Task objective: Locate every line in the records below that contains the word "screenshot", and copy each one.

Record set:
★ ★ ★ ★
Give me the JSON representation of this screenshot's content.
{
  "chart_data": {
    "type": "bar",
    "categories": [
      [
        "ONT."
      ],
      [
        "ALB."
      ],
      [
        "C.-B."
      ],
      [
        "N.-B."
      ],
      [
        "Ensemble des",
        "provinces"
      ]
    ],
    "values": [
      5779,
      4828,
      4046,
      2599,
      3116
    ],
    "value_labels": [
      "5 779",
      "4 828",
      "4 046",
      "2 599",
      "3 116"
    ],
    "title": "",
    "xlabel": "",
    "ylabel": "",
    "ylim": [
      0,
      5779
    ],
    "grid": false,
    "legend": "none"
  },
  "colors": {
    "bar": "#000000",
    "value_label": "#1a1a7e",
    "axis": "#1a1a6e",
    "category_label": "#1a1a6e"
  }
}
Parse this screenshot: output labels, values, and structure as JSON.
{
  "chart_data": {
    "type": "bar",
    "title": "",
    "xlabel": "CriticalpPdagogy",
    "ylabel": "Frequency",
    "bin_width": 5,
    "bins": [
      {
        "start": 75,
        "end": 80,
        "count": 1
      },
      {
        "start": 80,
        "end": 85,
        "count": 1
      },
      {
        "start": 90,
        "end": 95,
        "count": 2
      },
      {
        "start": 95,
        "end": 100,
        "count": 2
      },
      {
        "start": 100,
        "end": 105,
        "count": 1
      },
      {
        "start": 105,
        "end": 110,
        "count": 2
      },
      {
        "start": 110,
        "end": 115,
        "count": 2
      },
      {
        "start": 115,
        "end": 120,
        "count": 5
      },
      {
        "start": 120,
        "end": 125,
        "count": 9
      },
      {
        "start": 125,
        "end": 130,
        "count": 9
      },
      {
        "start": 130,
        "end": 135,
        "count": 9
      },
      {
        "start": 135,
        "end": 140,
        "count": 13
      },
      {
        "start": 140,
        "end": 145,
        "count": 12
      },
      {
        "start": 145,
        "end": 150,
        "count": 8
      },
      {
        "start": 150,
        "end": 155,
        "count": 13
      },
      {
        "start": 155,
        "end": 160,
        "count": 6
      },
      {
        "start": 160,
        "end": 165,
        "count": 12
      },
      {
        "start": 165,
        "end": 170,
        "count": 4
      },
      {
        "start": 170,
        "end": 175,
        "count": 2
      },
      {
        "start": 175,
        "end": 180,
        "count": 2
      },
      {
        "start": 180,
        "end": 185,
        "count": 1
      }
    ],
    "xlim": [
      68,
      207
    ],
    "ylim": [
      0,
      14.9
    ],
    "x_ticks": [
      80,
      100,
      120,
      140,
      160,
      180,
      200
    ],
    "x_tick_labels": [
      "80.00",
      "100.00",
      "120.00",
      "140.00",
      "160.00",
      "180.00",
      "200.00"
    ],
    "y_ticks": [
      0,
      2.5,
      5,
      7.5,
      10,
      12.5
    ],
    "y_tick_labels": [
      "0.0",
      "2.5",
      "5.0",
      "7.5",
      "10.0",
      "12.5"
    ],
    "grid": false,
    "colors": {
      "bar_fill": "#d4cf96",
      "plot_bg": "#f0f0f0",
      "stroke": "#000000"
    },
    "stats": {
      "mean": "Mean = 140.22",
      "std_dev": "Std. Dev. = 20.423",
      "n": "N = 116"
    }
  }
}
★ ★ ★ ★
Result of this exercise:
Give me the JSON representation of this screenshot's content.
Parse this screenshot: output labels, values, and structure as JSON.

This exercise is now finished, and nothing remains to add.